PROBLEM ->
Work through the following lines and count those that hold the word "title". Reply with that number only.

Collected data entries
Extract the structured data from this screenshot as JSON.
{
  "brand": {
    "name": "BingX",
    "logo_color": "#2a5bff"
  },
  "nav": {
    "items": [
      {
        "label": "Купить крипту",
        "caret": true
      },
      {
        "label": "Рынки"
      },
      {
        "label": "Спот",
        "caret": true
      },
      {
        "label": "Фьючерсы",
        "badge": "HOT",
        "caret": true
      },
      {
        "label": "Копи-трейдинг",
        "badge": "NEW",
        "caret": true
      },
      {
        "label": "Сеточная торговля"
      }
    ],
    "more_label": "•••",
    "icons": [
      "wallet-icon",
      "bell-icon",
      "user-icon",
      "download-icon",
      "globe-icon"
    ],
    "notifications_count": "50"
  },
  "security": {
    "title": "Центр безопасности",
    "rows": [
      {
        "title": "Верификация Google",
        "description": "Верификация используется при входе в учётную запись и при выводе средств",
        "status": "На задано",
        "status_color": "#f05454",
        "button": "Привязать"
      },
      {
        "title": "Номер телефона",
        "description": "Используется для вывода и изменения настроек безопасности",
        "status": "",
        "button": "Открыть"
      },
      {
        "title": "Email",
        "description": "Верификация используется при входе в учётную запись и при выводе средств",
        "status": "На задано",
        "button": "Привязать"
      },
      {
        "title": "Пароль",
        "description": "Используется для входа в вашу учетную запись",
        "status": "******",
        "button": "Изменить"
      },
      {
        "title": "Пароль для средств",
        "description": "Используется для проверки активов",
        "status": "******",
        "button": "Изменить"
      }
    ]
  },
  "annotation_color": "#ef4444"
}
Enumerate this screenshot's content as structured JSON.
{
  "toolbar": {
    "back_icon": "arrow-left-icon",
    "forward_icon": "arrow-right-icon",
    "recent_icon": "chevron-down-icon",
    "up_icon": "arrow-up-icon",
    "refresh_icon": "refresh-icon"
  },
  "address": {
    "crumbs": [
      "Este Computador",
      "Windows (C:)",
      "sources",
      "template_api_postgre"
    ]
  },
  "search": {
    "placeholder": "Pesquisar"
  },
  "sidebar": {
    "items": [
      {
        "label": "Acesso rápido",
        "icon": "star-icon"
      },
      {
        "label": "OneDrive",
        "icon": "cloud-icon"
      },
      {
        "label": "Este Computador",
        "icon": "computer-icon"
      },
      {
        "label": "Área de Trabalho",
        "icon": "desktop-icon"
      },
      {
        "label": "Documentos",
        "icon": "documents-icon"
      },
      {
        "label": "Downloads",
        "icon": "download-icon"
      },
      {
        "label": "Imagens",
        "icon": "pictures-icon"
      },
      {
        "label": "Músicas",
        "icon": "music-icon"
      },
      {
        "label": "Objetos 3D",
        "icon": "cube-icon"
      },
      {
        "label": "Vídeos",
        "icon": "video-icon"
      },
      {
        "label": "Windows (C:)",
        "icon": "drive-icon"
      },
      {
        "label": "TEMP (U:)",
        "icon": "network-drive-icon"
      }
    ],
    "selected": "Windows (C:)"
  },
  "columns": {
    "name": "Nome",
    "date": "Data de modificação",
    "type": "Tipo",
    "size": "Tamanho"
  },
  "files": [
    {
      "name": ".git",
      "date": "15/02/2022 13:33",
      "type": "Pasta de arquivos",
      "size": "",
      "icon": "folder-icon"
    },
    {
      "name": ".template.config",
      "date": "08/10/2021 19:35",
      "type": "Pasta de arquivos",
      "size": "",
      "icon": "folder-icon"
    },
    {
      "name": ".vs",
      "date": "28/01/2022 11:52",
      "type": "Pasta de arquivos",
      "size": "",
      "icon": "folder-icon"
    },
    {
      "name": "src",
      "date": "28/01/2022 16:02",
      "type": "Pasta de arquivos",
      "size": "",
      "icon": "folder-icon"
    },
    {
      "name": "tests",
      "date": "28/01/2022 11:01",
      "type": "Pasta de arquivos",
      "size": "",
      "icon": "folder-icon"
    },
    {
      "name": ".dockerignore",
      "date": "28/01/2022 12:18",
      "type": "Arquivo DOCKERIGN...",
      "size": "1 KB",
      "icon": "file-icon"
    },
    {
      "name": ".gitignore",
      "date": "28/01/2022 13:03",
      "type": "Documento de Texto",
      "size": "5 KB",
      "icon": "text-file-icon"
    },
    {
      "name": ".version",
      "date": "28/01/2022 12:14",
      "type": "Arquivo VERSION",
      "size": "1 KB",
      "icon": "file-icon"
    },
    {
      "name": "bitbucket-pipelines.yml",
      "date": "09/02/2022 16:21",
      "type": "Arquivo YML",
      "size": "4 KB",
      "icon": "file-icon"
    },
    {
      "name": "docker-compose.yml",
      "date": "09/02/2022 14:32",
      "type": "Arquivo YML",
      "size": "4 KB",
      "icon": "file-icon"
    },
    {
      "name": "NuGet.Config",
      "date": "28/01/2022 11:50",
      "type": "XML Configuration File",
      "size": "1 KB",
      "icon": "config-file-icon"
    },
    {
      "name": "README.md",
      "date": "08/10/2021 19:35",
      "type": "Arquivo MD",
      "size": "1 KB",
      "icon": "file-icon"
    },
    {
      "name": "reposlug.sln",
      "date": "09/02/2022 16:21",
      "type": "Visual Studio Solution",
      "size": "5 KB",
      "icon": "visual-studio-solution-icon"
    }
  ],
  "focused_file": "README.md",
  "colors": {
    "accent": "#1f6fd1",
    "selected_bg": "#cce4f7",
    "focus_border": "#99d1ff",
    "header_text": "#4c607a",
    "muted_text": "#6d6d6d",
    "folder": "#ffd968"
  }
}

EXERCISE RESULT ->
6